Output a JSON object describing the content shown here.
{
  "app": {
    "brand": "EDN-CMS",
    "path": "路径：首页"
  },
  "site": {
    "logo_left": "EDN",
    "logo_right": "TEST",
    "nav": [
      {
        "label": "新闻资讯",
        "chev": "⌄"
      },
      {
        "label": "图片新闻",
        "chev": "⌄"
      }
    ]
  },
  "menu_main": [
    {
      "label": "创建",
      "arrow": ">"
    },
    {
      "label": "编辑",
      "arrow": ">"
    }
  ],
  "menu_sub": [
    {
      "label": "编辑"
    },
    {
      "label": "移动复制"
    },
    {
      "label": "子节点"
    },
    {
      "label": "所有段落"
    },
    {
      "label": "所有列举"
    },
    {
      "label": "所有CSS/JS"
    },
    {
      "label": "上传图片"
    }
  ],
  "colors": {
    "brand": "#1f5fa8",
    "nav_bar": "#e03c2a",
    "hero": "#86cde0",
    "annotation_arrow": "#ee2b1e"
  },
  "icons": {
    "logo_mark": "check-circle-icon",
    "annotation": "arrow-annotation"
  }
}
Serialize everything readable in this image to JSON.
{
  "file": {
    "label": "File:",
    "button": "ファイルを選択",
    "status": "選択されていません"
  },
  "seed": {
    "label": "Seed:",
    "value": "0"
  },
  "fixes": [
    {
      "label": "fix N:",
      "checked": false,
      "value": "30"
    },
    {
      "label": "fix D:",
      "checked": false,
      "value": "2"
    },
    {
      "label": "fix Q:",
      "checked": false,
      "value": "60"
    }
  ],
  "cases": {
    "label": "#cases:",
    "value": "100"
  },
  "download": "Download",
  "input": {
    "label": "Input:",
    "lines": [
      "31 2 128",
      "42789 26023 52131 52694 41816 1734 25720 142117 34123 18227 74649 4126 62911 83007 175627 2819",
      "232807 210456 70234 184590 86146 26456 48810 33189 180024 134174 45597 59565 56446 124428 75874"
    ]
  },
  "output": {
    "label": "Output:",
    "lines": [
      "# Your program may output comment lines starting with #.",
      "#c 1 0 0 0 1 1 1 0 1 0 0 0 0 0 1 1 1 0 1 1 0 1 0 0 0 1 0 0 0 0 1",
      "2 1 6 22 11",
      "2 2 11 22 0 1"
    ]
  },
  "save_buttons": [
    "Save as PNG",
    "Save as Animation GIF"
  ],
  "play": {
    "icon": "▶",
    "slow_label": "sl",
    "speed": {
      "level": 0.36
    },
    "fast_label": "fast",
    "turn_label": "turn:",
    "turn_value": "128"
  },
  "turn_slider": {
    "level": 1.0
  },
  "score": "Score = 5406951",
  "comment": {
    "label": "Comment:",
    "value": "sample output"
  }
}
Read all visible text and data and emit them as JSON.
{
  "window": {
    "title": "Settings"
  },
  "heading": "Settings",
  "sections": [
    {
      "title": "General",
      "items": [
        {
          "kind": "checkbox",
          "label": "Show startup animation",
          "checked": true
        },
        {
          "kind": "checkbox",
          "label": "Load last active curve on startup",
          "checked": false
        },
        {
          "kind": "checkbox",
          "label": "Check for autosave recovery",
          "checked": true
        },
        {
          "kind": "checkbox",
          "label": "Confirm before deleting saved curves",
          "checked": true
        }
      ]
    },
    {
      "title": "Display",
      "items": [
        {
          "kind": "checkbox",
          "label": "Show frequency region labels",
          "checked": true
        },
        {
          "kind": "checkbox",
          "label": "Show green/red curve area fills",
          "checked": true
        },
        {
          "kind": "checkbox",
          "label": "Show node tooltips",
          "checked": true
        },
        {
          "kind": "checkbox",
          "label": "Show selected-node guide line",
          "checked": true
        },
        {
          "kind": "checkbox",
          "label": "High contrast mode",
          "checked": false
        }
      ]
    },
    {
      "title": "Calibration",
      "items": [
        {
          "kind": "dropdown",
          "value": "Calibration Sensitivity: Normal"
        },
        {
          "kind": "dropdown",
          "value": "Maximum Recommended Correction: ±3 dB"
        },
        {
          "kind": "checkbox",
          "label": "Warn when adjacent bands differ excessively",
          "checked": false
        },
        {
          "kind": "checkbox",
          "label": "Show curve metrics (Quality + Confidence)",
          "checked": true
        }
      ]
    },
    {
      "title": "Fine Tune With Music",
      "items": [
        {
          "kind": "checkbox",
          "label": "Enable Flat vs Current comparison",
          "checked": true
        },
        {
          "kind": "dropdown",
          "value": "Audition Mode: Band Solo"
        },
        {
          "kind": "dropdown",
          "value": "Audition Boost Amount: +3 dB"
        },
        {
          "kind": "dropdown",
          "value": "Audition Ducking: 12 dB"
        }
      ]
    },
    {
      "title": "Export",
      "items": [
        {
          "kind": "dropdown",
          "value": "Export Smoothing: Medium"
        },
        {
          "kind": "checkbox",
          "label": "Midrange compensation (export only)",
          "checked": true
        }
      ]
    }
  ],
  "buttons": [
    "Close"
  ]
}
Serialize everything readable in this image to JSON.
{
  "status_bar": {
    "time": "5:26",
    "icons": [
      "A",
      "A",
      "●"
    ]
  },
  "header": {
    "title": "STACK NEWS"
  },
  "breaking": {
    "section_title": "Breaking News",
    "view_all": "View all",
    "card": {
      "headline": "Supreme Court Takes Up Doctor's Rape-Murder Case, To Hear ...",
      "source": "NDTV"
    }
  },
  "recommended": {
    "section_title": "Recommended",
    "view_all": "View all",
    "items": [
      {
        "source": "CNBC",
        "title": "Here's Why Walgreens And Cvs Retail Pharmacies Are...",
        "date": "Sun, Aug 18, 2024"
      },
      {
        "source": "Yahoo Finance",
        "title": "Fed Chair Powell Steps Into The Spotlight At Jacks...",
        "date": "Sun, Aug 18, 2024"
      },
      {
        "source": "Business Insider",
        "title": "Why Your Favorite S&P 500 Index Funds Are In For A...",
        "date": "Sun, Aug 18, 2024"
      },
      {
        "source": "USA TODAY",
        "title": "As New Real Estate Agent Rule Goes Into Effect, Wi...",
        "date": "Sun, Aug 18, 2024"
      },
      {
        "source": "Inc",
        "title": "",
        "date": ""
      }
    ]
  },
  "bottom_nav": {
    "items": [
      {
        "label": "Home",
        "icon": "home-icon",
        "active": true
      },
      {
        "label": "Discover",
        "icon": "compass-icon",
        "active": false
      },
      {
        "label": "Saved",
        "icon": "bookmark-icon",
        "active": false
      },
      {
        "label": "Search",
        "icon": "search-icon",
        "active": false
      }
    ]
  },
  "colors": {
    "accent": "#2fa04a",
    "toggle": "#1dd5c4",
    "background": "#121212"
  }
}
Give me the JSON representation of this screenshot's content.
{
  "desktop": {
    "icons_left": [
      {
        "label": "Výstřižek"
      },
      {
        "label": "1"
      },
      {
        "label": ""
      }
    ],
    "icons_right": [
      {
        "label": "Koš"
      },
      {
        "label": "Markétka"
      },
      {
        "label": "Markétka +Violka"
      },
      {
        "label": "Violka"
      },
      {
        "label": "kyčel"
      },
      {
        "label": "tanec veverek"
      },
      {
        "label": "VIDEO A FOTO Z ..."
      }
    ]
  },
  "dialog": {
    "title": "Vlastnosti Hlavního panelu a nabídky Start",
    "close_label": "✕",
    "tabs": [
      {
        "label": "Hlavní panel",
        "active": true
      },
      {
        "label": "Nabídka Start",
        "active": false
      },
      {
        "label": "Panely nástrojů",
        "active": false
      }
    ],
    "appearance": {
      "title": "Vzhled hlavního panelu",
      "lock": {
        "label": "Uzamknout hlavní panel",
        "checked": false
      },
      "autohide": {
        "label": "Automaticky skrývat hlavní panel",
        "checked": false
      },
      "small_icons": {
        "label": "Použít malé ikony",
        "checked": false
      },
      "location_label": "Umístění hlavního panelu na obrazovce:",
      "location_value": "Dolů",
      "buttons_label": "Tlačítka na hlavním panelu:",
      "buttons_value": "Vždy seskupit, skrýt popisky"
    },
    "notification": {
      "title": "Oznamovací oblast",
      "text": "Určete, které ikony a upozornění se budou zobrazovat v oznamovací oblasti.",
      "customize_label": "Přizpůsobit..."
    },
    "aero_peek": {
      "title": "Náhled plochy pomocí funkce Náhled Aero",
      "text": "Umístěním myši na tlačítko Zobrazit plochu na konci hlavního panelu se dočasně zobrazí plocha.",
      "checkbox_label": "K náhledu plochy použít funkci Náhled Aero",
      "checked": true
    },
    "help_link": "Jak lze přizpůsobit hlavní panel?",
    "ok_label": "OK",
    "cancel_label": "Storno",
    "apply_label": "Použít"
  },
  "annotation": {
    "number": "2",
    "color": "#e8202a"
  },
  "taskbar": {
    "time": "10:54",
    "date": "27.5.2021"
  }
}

YOUR TASK:
Choose all lines containing the string "Markétka" and copy them out.

RESPONSE TO THIS EXERCISE:
        "label": "Markétka"
        "label": "Markétka +Violka"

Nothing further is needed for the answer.